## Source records
↓

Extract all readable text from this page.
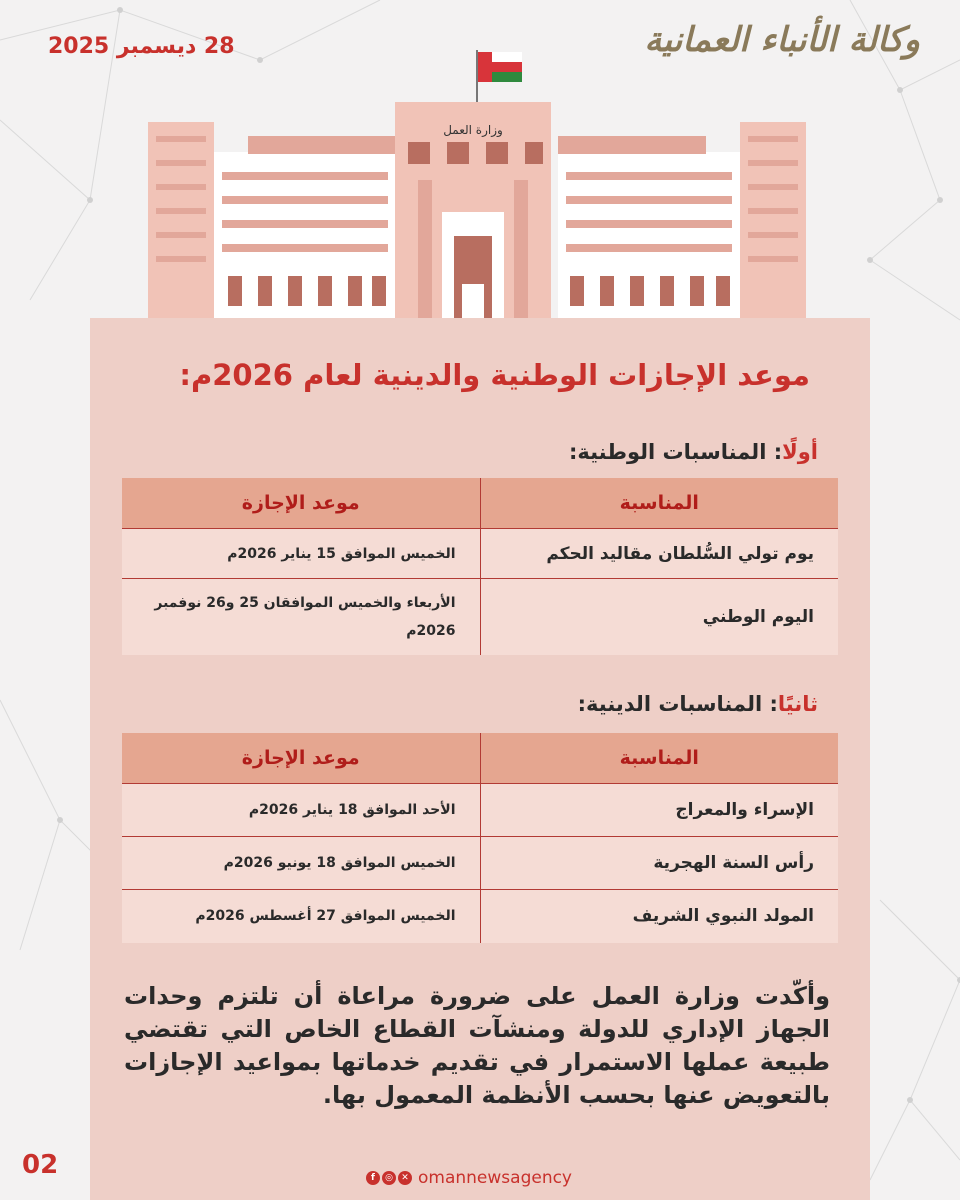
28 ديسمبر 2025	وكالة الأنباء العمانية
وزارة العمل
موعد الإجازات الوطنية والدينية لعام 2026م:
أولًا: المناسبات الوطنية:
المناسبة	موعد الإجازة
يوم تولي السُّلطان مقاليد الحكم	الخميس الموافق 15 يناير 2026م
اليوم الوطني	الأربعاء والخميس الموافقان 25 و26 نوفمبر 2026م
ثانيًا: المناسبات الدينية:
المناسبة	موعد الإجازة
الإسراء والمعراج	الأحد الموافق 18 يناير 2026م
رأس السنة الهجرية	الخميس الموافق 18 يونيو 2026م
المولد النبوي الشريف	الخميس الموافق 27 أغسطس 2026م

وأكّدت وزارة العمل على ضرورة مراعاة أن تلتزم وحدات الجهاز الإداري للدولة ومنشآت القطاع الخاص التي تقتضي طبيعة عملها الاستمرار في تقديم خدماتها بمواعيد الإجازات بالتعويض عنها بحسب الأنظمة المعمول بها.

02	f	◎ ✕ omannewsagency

↑

## TASK
Without the pictures, repeat the listing above exactly.

## FINISHED ANSWER
Extract all readable text from this page.
28 ديسمبر 2025	وكالة الأنباء العمانية
وزارة العمل
موعد الإجازات الوطنية والدينية لعام 2026م:
أولًا: المناسبات الوطنية:
المناسبة	موعد الإجازة
يوم تولي السُّلطان مقاليد الحكم	الخميس الموافق 15 يناير 2026م
اليوم الوطني	الأربعاء والخميس الموافقان 25 و26 نوفمبر 2026م
ثانيًا: المناسبات الدينية:
المناسبة	موعد الإجازة
الإسراء والمعراج	الأحد الموافق 18 يناير 2026م
رأس السنة الهجرية	الخميس الموافق 18 يونيو 2026م
المولد النبوي الشريف	الخميس الموافق 27 أغسطس 2026م

وأكّدت وزارة العمل على ضرورة مراعاة أن تلتزم وحدات الجهاز الإداري للدولة ومنشآت القطاع الخاص التي تقتضي طبيعة عملها الاستمرار في تقديم خدماتها بمواعيد الإجازات بالتعويض عنها بحسب الأنظمة المعمول بها.

02	f	◎ ✕ omannewsagency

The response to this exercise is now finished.